Aim of the task =>
Read the listing and extract each line that includes the word "content".
===== Given records
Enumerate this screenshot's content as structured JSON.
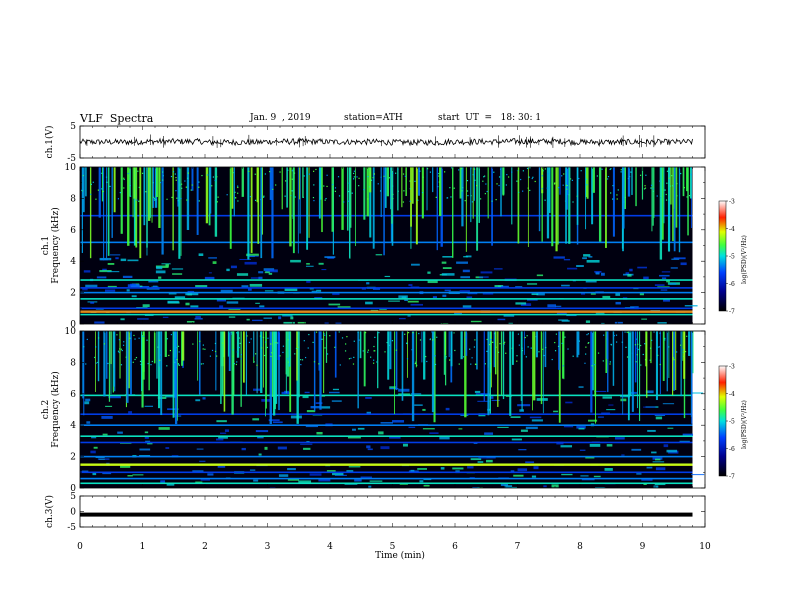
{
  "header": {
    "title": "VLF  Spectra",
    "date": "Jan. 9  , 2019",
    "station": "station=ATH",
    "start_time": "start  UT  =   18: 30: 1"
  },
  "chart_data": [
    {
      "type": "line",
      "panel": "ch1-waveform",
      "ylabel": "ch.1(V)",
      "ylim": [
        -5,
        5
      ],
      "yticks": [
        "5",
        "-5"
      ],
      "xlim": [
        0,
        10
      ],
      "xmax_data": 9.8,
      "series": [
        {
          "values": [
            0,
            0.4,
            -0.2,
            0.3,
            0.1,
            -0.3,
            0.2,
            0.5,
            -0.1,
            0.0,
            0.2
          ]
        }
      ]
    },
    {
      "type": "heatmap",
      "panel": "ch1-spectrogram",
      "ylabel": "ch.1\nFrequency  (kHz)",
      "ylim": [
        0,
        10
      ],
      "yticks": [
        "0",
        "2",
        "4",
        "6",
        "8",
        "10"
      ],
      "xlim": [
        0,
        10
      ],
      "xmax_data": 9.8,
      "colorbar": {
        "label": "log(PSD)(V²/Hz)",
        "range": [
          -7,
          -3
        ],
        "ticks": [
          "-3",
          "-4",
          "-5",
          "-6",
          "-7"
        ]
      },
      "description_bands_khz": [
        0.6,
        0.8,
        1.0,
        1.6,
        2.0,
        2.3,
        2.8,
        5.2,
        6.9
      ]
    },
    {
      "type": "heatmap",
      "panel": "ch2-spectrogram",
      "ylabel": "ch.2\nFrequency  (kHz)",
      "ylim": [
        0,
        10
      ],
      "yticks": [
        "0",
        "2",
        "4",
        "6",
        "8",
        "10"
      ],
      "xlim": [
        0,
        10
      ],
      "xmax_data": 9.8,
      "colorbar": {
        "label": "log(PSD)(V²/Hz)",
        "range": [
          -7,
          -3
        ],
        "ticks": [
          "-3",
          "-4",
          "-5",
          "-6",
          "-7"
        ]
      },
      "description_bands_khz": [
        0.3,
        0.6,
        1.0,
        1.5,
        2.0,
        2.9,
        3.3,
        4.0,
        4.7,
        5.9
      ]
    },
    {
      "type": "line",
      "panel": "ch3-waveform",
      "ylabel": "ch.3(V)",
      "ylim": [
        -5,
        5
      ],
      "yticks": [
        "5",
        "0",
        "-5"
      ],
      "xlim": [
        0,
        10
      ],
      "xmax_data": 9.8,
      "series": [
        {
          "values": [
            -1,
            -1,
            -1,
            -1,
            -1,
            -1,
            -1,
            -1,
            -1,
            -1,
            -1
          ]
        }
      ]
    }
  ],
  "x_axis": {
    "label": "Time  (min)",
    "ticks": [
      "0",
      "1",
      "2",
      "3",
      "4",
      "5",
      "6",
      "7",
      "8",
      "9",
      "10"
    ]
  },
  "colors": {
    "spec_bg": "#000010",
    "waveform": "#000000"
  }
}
==========
===== Given records
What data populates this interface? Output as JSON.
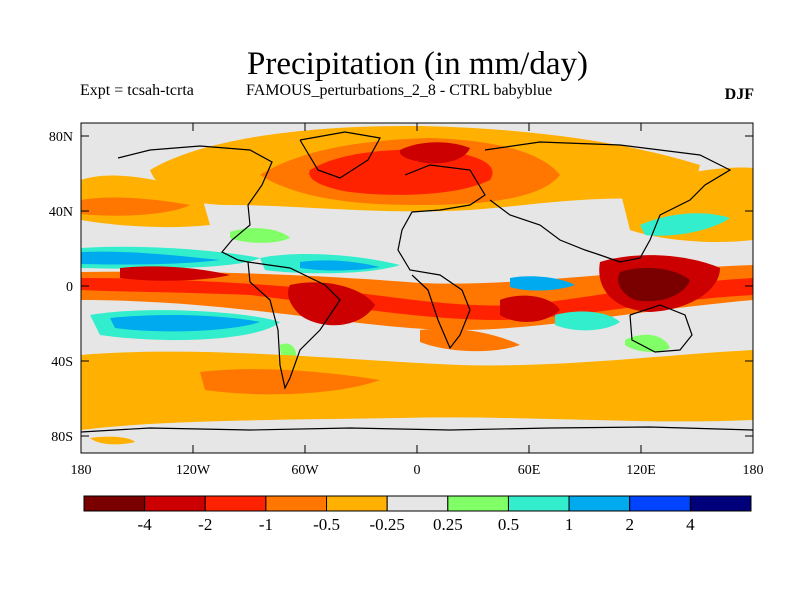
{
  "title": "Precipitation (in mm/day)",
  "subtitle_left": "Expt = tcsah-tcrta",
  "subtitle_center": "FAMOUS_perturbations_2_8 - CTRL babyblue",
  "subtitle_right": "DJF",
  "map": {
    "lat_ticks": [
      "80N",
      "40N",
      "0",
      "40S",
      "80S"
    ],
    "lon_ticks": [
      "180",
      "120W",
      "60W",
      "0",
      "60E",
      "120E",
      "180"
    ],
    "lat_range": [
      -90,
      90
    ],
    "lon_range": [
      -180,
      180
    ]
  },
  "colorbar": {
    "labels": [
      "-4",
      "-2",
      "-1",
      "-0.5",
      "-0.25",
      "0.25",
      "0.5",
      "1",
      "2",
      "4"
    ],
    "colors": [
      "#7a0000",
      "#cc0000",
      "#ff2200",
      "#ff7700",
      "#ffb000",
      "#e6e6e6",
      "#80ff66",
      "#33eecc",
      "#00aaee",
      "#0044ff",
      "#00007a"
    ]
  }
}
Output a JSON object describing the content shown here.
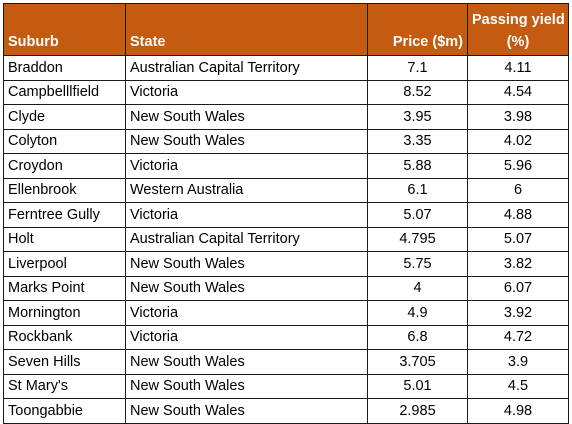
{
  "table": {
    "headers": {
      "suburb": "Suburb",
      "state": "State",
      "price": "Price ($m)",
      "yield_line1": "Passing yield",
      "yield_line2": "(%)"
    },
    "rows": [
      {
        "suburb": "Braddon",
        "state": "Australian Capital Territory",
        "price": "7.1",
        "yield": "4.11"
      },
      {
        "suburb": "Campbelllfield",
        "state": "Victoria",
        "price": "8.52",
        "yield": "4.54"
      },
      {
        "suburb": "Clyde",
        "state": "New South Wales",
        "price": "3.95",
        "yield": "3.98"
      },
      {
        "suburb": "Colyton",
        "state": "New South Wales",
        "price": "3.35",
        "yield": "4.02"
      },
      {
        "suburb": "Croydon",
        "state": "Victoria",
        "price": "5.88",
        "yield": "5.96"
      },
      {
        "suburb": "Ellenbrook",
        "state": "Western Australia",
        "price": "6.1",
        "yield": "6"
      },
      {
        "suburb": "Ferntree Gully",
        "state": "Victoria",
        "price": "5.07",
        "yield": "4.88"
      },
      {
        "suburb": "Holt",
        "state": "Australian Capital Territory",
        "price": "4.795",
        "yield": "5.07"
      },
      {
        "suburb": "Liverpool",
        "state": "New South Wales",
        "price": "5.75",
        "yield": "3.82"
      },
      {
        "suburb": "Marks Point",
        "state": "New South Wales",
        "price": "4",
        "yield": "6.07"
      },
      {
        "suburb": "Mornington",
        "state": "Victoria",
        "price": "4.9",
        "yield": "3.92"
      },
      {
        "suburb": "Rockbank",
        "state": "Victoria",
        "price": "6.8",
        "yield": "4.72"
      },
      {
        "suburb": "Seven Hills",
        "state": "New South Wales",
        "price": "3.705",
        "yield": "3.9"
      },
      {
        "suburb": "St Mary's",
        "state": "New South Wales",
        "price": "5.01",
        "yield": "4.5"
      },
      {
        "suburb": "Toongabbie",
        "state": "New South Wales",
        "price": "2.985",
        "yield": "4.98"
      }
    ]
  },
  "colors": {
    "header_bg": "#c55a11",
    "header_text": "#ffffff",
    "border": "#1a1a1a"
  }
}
==========
The solution =>
Enumerate this screenshot's content as structured JSON.
Output a JSON object describing the content shown here.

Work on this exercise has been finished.